# Start of Supplied records

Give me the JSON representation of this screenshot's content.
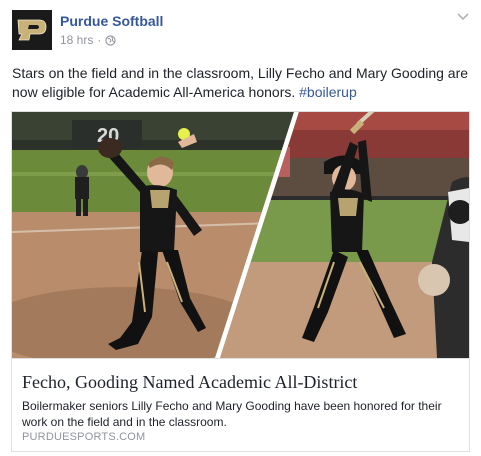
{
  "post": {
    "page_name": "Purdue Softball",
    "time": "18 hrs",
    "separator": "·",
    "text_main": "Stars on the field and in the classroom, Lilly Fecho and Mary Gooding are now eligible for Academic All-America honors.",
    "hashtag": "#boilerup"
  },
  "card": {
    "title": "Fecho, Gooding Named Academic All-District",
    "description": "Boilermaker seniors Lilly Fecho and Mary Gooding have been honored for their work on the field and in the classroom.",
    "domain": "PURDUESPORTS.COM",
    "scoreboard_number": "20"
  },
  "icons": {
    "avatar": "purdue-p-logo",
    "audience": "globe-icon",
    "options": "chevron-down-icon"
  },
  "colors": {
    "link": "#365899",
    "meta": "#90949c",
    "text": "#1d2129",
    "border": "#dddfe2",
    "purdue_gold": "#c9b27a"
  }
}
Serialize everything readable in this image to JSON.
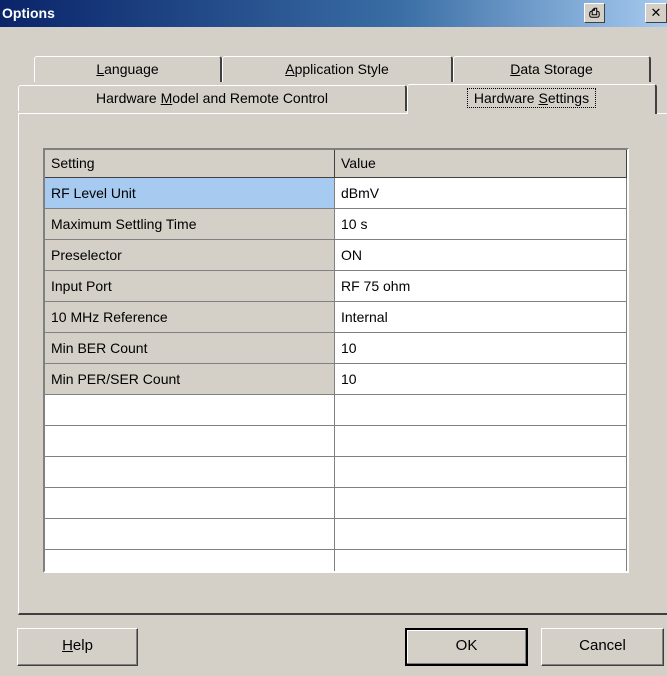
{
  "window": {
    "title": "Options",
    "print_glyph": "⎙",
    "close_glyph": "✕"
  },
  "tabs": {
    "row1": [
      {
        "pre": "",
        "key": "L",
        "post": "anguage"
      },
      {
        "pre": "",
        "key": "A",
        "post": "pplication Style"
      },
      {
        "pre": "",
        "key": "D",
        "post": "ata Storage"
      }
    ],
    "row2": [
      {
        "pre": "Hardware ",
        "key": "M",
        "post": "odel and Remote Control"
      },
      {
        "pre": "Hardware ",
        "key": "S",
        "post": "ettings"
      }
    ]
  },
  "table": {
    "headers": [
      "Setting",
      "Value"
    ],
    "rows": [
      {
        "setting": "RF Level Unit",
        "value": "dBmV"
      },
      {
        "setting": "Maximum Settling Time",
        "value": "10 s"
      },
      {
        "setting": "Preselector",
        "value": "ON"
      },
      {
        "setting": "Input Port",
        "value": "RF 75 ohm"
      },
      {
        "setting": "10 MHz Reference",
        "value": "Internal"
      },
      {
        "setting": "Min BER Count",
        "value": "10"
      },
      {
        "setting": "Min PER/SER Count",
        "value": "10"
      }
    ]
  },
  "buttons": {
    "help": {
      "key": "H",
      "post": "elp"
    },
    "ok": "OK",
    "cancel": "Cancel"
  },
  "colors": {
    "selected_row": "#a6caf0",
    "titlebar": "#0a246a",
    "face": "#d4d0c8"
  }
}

# End of Supplied records
# Start of Supplied records

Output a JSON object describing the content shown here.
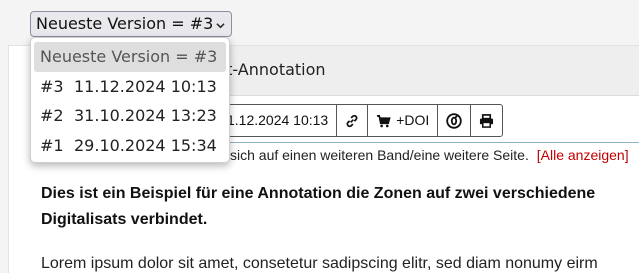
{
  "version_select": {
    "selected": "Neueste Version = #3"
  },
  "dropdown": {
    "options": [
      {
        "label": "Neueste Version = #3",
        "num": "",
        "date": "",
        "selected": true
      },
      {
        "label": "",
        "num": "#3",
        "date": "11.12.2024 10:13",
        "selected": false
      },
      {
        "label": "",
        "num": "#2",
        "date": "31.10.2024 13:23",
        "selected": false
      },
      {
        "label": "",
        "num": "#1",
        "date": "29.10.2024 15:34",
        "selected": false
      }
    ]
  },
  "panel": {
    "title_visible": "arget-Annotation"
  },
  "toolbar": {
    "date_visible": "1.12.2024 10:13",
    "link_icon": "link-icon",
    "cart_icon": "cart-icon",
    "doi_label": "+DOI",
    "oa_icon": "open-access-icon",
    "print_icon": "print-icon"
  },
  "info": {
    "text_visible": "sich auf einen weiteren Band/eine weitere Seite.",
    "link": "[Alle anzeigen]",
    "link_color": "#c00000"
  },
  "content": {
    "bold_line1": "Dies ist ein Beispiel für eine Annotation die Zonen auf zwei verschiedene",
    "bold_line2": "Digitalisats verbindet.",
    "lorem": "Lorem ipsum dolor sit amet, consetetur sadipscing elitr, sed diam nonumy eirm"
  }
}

# End of Supplied records

» **Goal of the exercise**:
Search the entries for the word "Count" and pick out every line that holds it.

» **Written answer**:
        "setting": "Min BER Count",
        "setting": "Min PER/SER Count",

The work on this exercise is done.